EXERCISE:
Make an exact copy of the entries below with the pictures removed.

ENTRIES PROVIDED:
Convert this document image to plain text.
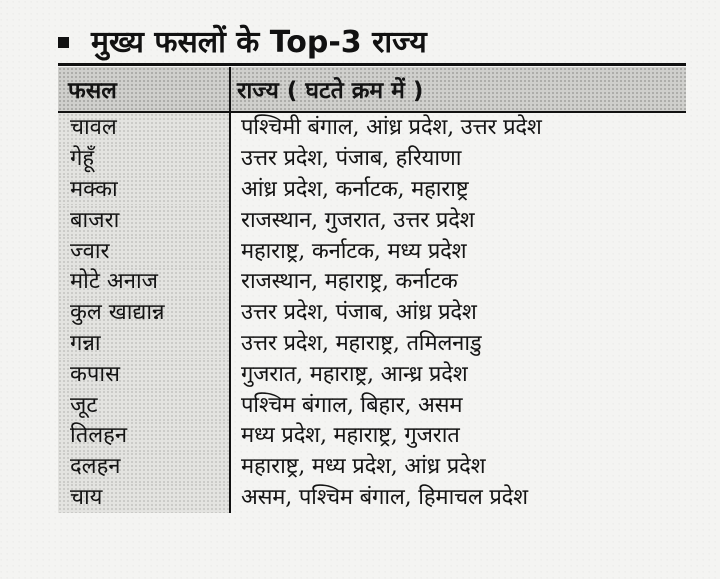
मुख्य फसलों के Top-3 राज्य
फसल	राज्य ( घटते क्रम में )
चावल	पश्चिमी बंगाल, आंध्र प्रदेश, उत्तर प्रदेश
गेहूँ	उत्तर प्रदेश, पंजाब, हरियाणा
मक्का	आंध्र प्रदेश, कर्नाटक, महाराष्ट्र
बाजरा	राजस्थान, गुजरात, उत्तर प्रदेश
ज्वार	महाराष्ट्र, कर्नाटक, मध्य प्रदेश
मोटे अनाज	राजस्थान, महाराष्ट्र, कर्नाटक
कुल खाद्यान्न	उत्तर प्रदेश, पंजाब, आंध्र प्रदेश
गन्ना	उत्तर प्रदेश, महाराष्ट्र, तमिलनाडु
कपास	गुजरात, महाराष्ट्र, आन्ध्र प्रदेश
जूट	पश्चिम बंगाल, बिहार, असम
तिलहन	मध्य प्रदेश, महाराष्ट्र, गुजरात
दलहन	महाराष्ट्र, मध्य प्रदेश, आंध्र प्रदेश
चाय	असम, पश्चिम बंगाल, हिमाचल प्रदेश
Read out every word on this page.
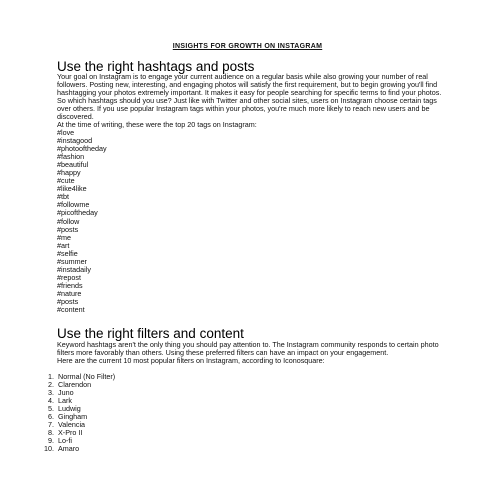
INSIGHTS FOR GROWTH ON INSTAGRAM
Use the right hashtags and posts

Your goal on Instagram is to engage your current audience on a regular basis while also growing your number of real followers. Posting new, interesting, and engaging photos will satisfy the first requirement, but to begin growing you'll find hashtagging your photos extremely important. It makes it easy for people searching for specific terms to find your photos.

So which hashtags should you use? Just like with Twitter and other social sites, users on Instagram choose certain tags over others. If you use popular Instagram tags within your photos, you're much more likely to reach new users and be discovered.

At the time of writing, these were the top 20 tags on Instagram:

#love
#instagood
#photooftheday
#fashion
#beautiful
#happy
#cute
#like4like
#tbt
#followme
#picoftheday
#follow
#posts
#me
#art
#selfie
#summer
#instadaily
#repost
#friends
#nature
#posts
#content
Use the right filters and content

Keyword hashtags aren't the only thing you should pay attention to. The Instagram community responds to certain photo filters more favorably than others. Using these preferred filters can have an impact on your engagement.

Here are the current 10 most popular filters on Instagram, according to Iconosquare:

1. Normal (No Filter)
2. Clarendon
3. Juno
4. Lark
5. Ludwig
6. Gingham
7. Valencia
8. X-Pro II
9. Lo-fi
10. Amaro
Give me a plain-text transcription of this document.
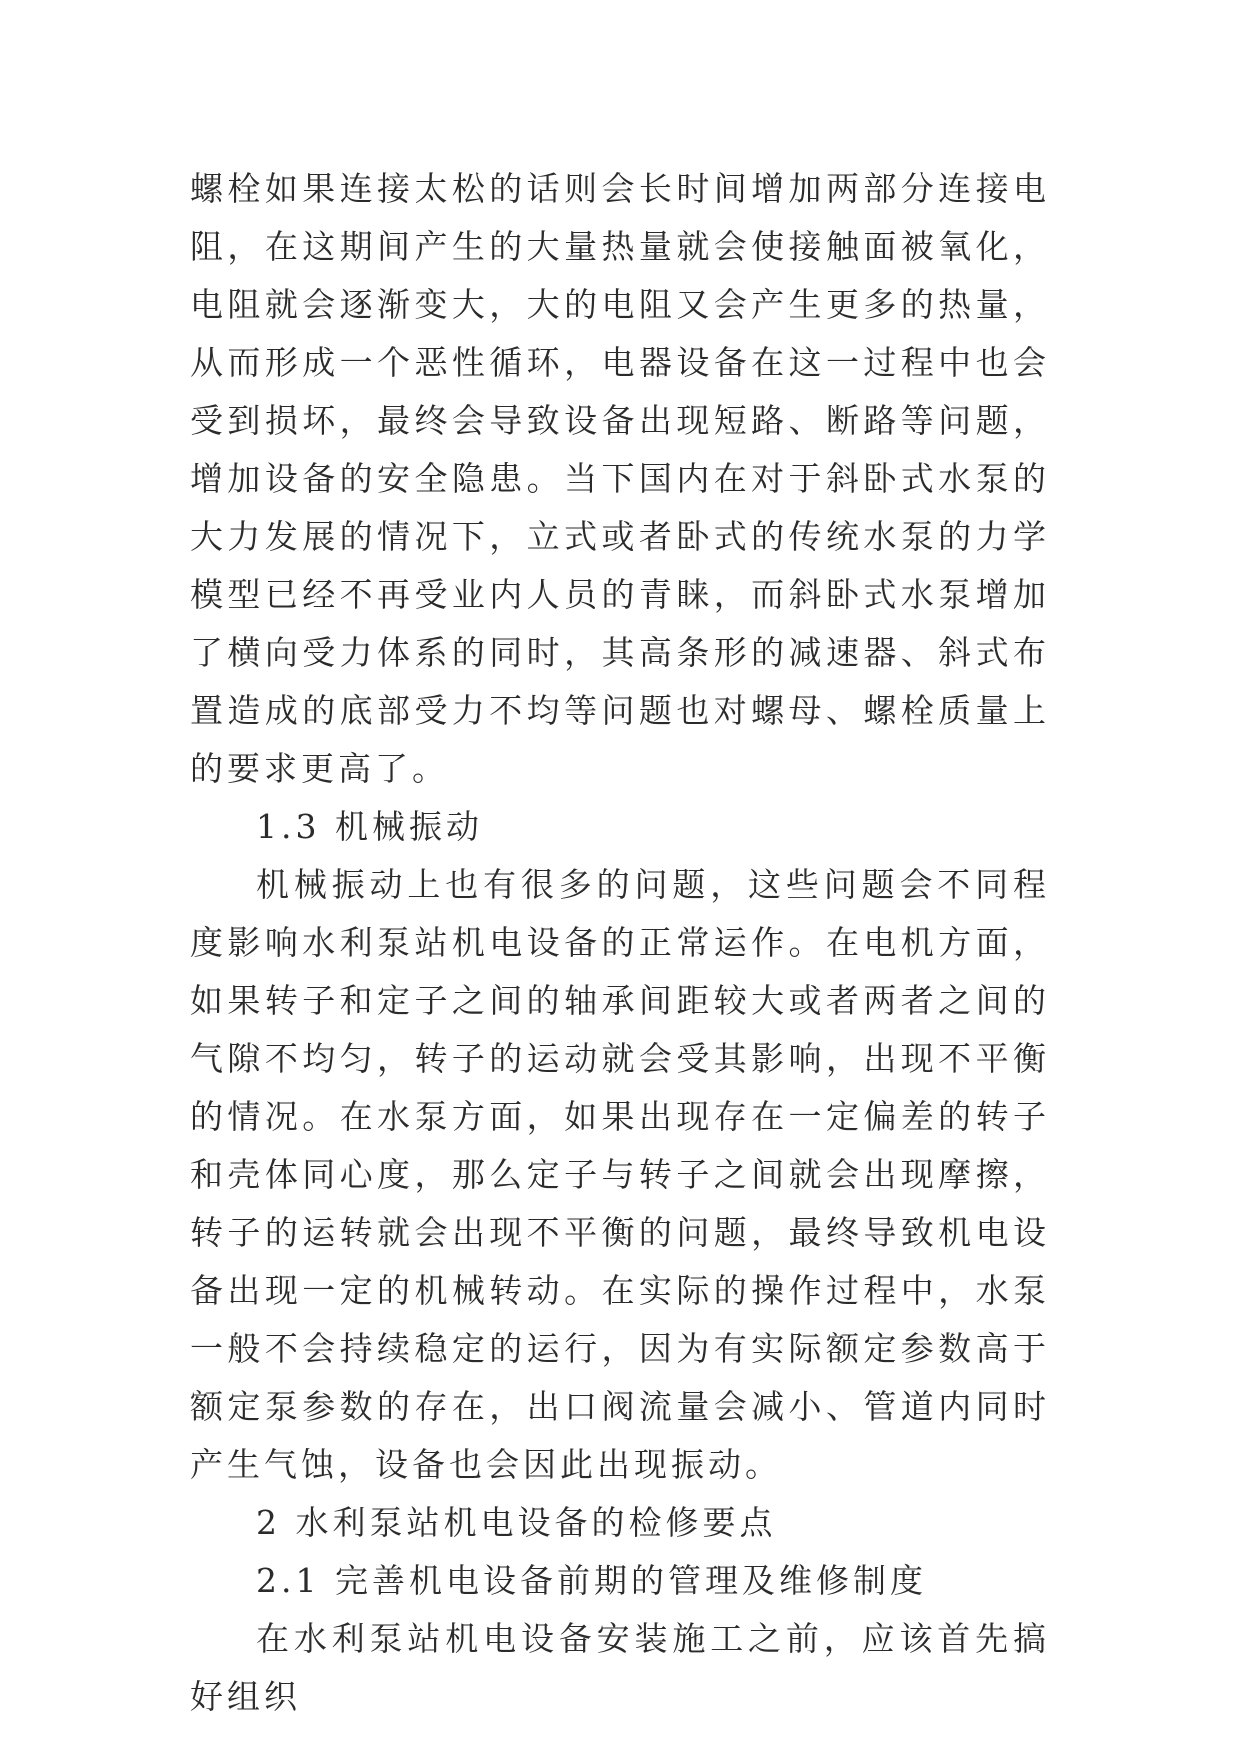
螺栓如果连接太松的话则会长时间增加两部分连接电阻，在这期间产生的大量热量就会使接触面被氧化，电阻就会逐渐变大，大的电阻又会产生更多的热量，从而形成一个恶性循环，电器设备在这一过程中也会受到损坏，最终会导致设备出现短路、断路等问题，增加设备的安全隐患。当下国内在对于斜卧式水泵的大力发展的情况下，立式或者卧式的传统水泵的力学模型已经不再受业内人员的青睐，而斜卧式水泵增加了横向受力体系的同时，其高条形的减速器、斜式布置造成的底部受力不均等问题也对螺母、螺栓质量上的要求更高了。

1.3 机械振动

机械振动上也有很多的问题，这些问题会不同程度影响水利泵站机电设备的正常运作。在电机方面，如果转子和定子之间的轴承间距较大或者两者之间的气隙不均匀，转子的运动就会受其影响，出现不平衡的情况。在水泵方面，如果出现存在一定偏差的转子和壳体同心度，那么定子与转子之间就会出现摩擦，转子的运转就会出现不平衡的问题，最终导致机电设备出现一定的机械转动。在实际的操作过程中，水泵一般不会持续稳定的运行，因为有实际额定参数高于额定泵参数的存在，出口阀流量会减小、管道内同时产生气蚀，设备也会因此出现振动。

2 水利泵站机电设备的检修要点

2.1 完善机电设备前期的管理及维修制度

在水利泵站机电设备安装施工之前，应该首先搞好组织
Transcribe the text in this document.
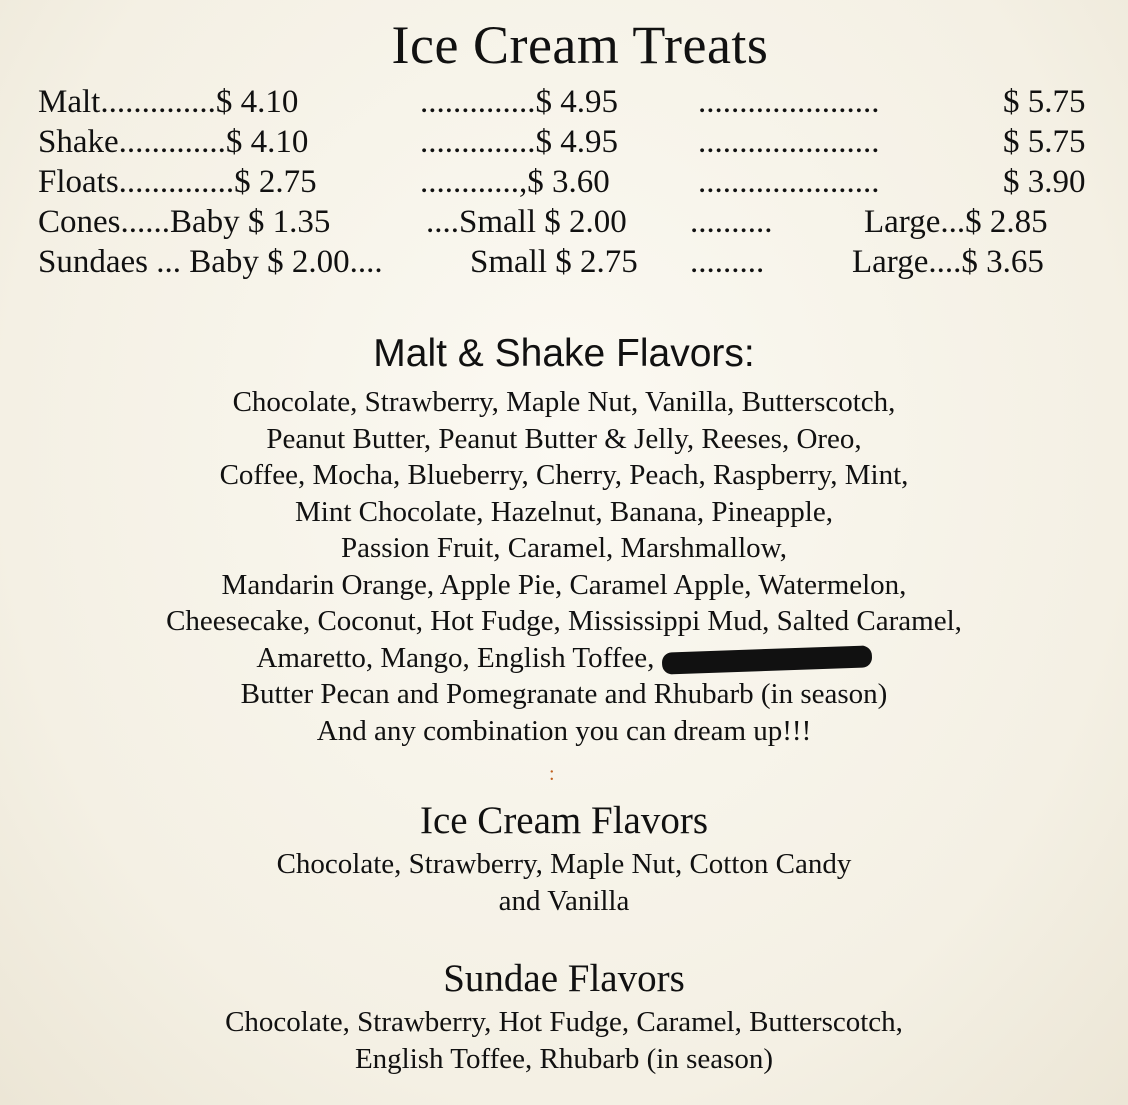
Ice Cream Treats
Malt..............$ 4.10	..............$ 4.95 ......................	$ 5.75
Shake.............$ 4.10	..............$ 4.95 ......................	$ 5.75
Floats..............$ 2.75	............,$ 3.60	......................	$ 3.90
Cones......Baby $ 1.35	....Small $ 2.00 ..........	Large...$ 2.85
Sundaes ... Baby $ 2.00....	Small $ 2.75 .........	Large....$ 3.65
Malt & Shake Flavors:
Chocolate, Strawberry, Maple Nut, Vanilla, Butterscotch,
Peanut Butter, Peanut Butter & Jelly, Reeses, Oreo,
Coffee, Mocha, Blueberry, Cherry, Peach, Raspberry, Mint,
Mint Chocolate, Hazelnut, Banana, Pineapple,
Passion Fruit, Caramel, Marshmallow,
Mandarin Orange, Apple Pie, Caramel Apple, Watermelon,
Cheesecake, Coconut, Hot Fudge, Mississippi Mud, Salted Caramel,
Amaretto, Mango, English Toffee,
Butter Pecan and Pomegranate and Rhubarb (in season)
And any combination you can dream up!!!
:
Ice Cream Flavors
Chocolate, Strawberry, Maple Nut, Cotton Candy
and Vanilla
Sundae Flavors
Chocolate, Strawberry, Hot Fudge, Caramel, Butterscotch,
English Toffee, Rhubarb (in season)
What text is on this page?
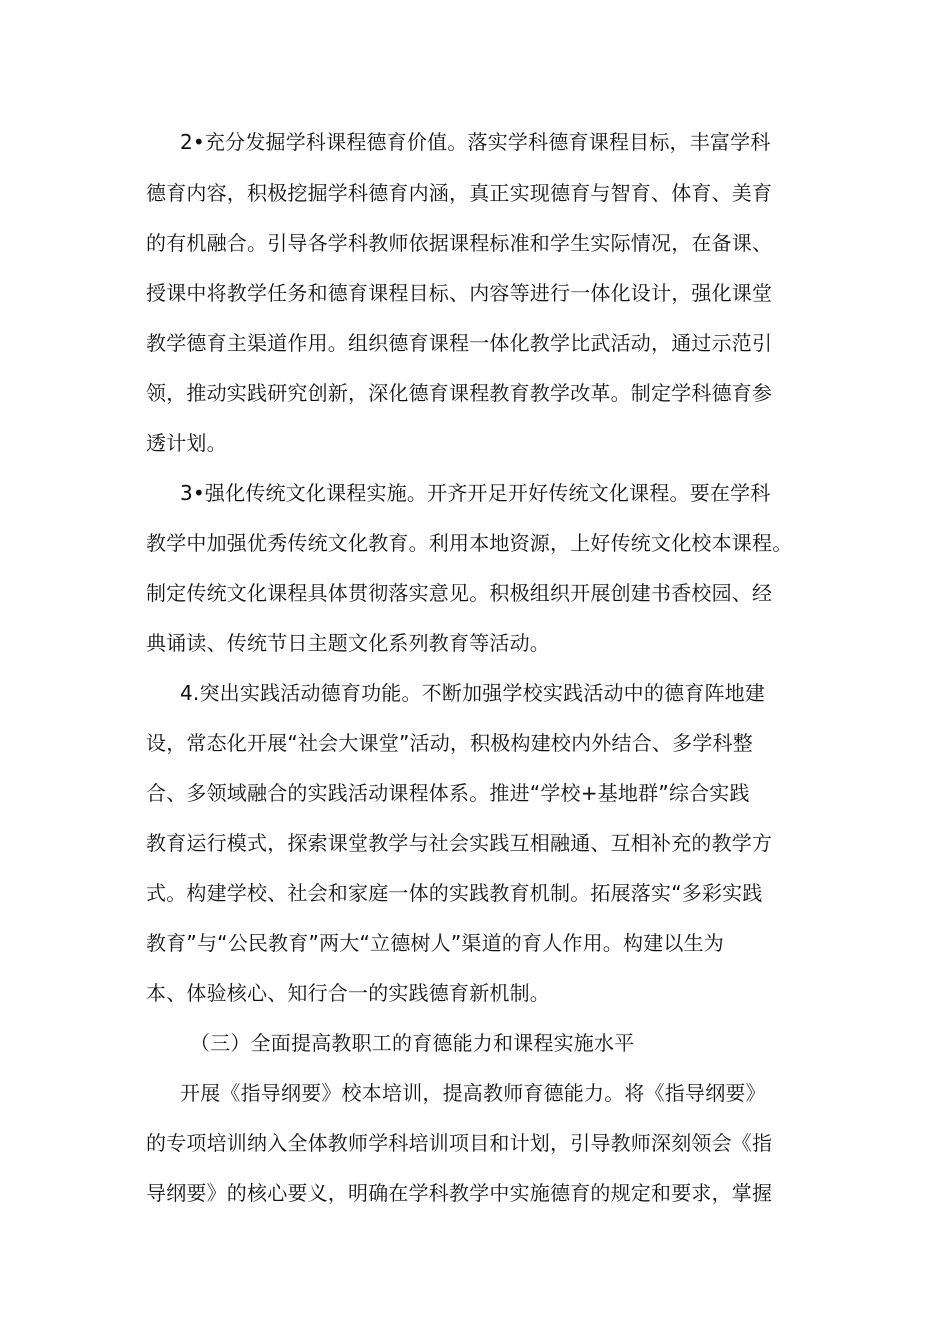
2•充分发掘学科课程德育价值。落实学科德育课程目标，丰富学科
德育内容，积极挖掘学科德育内涵，真正实现德育与智育、体育、美育
的有机融合。引导各学科教师依据课程标准和学生实际情况，在备课、
授课中将教学任务和德育课程目标、内容等进行一体化设计，强化课堂
教学德育主渠道作用。组织德育课程一体化教学比武活动，通过示范引
领，推动实践研究创新，深化德育课程教育教学改革。制定学科德育参
透计划。
3•强化传统文化课程实施。开齐开足开好传统文化课程。要在学科
教学中加强优秀传统文化教育。利用本地资源，上好传统文化校本课程。
制定传统文化课程具体贯彻落实意见。积极组织开展创建书香校园、经
典诵读、传统节日主题文化系列教育等活动。
4.突出实践活动德育功能。不断加强学校实践活动中的德育阵地建
设，常态化开展“社会大课堂”活动，积极构建校内外结合、多学科整
合、多领域融合的实践活动课程体系。推进“学校+基地群”综合实践
教育运行模式，探索课堂教学与社会实践互相融通、互相补充的教学方
式。构建学校、社会和家庭一体的实践教育机制。拓展落实“多彩实践
教育”与“公民教育”两大“立德树人”渠道的育人作用。构建以生为
本、体验核心、知行合一的实践德育新机制。
（三）全面提高教职工的育德能力和课程实施水平
开展《指导纲要》校本培训，提高教师育德能力。将《指导纲要》
的专项培训纳入全体教师学科培训项目和计划，引导教师深刻领会《指
导纲要》的核心要义，明确在学科教学中实施德育的规定和要求，掌握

EXERCISE SOLUTION:
Convert this document image to plain text.
मुख्य फसलों के Top-3 राज्य
फसल	राज्य ( घटते क्रम में )
चावल	पश्चिमी बंगाल, आंध्र प्रदेश, उत्तर प्रदेश
गेहूँ	उत्तर प्रदेश, पंजाब, हरियाणा
मक्का	आंध्र प्रदेश, कर्नाटक, महाराष्ट्र
बाजरा	राजस्थान, गुजरात, उत्तर प्रदेश
ज्वार	महाराष्ट्र, कर्नाटक, मध्य प्रदेश
मोटे अनाज	राजस्थान, महाराष्ट्र, कर्नाटक
कुल खाद्यान्न	उत्तर प्रदेश, पंजाब, आंध्र प्रदेश
गन्ना	उत्तर प्रदेश, महाराष्ट्र, तमिलनाडु
कपास	गुजरात, महाराष्ट्र, आन्ध्र प्रदेश
जूट	पश्चिम बंगाल, बिहार, असम
तिलहन	मध्य प्रदेश, महाराष्ट्र, गुजरात
दलहन	महाराष्ट्र, मध्य प्रदेश, आंध्र प्रदेश
चाय	असम, पश्चिम बंगाल, हिमाचल प्रदेश
Read out every word on this page.
INSIGHTS FOR GROWTH ON INSTAGRAM
Use the right hashtags and posts

Your goal on Instagram is to engage your current audience on a regular basis while also growing your number of real followers. Posting new, interesting, and engaging photos will satisfy the first requirement, but to begin growing you'll find hashtagging your photos extremely important. It makes it easy for people searching for specific terms to find your photos.

So which hashtags should you use? Just like with Twitter and other social sites, users on Instagram choose certain tags over others. If you use popular Instagram tags within your photos, you're much more likely to reach new users and be discovered.

At the time of writing, these were the top 20 tags on Instagram:

#love
#instagood
#photooftheday
#fashion
#beautiful
#happy
#cute
#like4like
#tbt
#followme
#picoftheday
#follow
#posts
#me
#art
#selfie
#summer
#instadaily
#repost
#friends
#nature
#posts
#content
Use the right filters and content

Keyword hashtags aren't the only thing you should pay attention to. The Instagram community responds to certain photo filters more favorably than others. Using these preferred filters can have an impact on your engagement.

Here are the current 10 most popular filters on Instagram, according to Iconosquare:

1. Normal (No Filter)
2. Clarendon
3. Juno
4. Lark
5. Ludwig
6. Gingham
7. Valencia
8. X-Pro II
9. Lo-fi
10. Amaro
Give me a plain-text transcription of this document.
螺栓如果连接太松的话则会长时间增加两部分连接电阻，在这期间产生的大量热量就会使接触面被氧化，电阻就会逐渐变大，大的电阻又会产生更多的热量，从而形成一个恶性循环，电器设备在这一过程中也会受到损坏，最终会导致设备出现短路、断路等问题，增加设备的安全隐患。当下国内在对于斜卧式水泵的大力发展的情况下，立式或者卧式的传统水泵的力学模型已经不再受业内人员的青睐，而斜卧式水泵增加了横向受力体系的同时，其高条形的减速器、斜式布置造成的底部受力不均等问题也对螺母、螺栓质量上的要求更高了。

1.3 机械振动

机械振动上也有很多的问题，这些问题会不同程度影响水利泵站机电设备的正常运作。在电机方面，如果转子和定子之间的轴承间距较大或者两者之间的气隙不均匀，转子的运动就会受其影响，出现不平衡的情况。在水泵方面，如果出现存在一定偏差的转子和壳体同心度，那么定子与转子之间就会出现摩擦，转子的运转就会出现不平衡的问题，最终导致机电设备出现一定的机械转动。在实际的操作过程中，水泵一般不会持续稳定的运行，因为有实际额定参数高于额定泵参数的存在，出口阀流量会减小、管道内同时产生气蚀，设备也会因此出现振动。

2 水利泵站机电设备的检修要点

2.1 完善机电设备前期的管理及维修制度

在水利泵站机电设备安装施工之前，应该首先搞好组织
Transcribe the text in this document.
Ice Cream Treats
Malt..............$ 4.10	..............$ 4.95 ......................	$ 5.75
Shake.............$ 4.10	..............$ 4.95 ......................	$ 5.75
Floats..............$ 2.75	............,$ 3.60	......................	$ 3.90
Cones......Baby $ 1.35	....Small $ 2.00 ..........	Large...$ 2.85
Sundaes ... Baby $ 2.00....	Small $ 2.75 .........	Large....$ 3.65
Malt & Shake Flavors:
Chocolate, Strawberry, Maple Nut, Vanilla, Butterscotch,
Peanut Butter, Peanut Butter & Jelly, Reeses, Oreo,
Coffee, Mocha, Blueberry, Cherry, Peach, Raspberry, Mint,
Mint Chocolate, Hazelnut, Banana, Pineapple,
Passion Fruit, Caramel, Marshmallow,
Mandarin Orange, Apple Pie, Caramel Apple, Watermelon,
Cheesecake, Coconut, Hot Fudge, Mississippi Mud, Salted Caramel,
Amaretto, Mango, English Toffee,
Butter Pecan and Pomegranate and Rhubarb (in season)
And any combination you can dream up!!!
:
Ice Cream Flavors
Chocolate, Strawberry, Maple Nut, Cotton Candy
and Vanilla
Sundae Flavors
Chocolate, Strawberry, Hot Fudge, Caramel, Butterscotch,
English Toffee, Rhubarb (in season)
What text is on this page?
2•充分发掘学科课程德育价值。落实学科德育课程目标，丰富学科
德育内容，积极挖掘学科德育内涵，真正实现德育与智育、体育、美育
的有机融合。引导各学科教师依据课程标准和学生实际情况，在备课、
授课中将教学任务和德育课程目标、内容等进行一体化设计，强化课堂
教学德育主渠道作用。组织德育课程一体化教学比武活动，通过示范引
领，推动实践研究创新，深化德育课程教育教学改革。制定学科德育参
透计划。
3•强化传统文化课程实施。开齐开足开好传统文化课程。要在学科
教学中加强优秀传统文化教育。利用本地资源，上好传统文化校本课程。
制定传统文化课程具体贯彻落实意见。积极组织开展创建书香校园、经
典诵读、传统节日主题文化系列教育等活动。
4.突出实践活动德育功能。不断加强学校实践活动中的德育阵地建
设，常态化开展“社会大课堂”活动，积极构建校内外结合、多学科整
合、多领域融合的实践活动课程体系。推进“学校+基地群”综合实践
教育运行模式，探索课堂教学与社会实践互相融通、互相补充的教学方
式。构建学校、社会和家庭一体的实践教育机制。拓展落实“多彩实践
教育”与“公民教育”两大“立德树人”渠道的育人作用。构建以生为
本、体验核心、知行合一的实践德育新机制。
（三）全面提高教职工的育德能力和课程实施水平
开展《指导纲要》校本培训，提高教师育德能力。将《指导纲要》
的专项培训纳入全体教师学科培训项目和计划，引导教师深刻领会《指
导纲要》的核心要义，明确在学科教学中实施德育的规定和要求，掌握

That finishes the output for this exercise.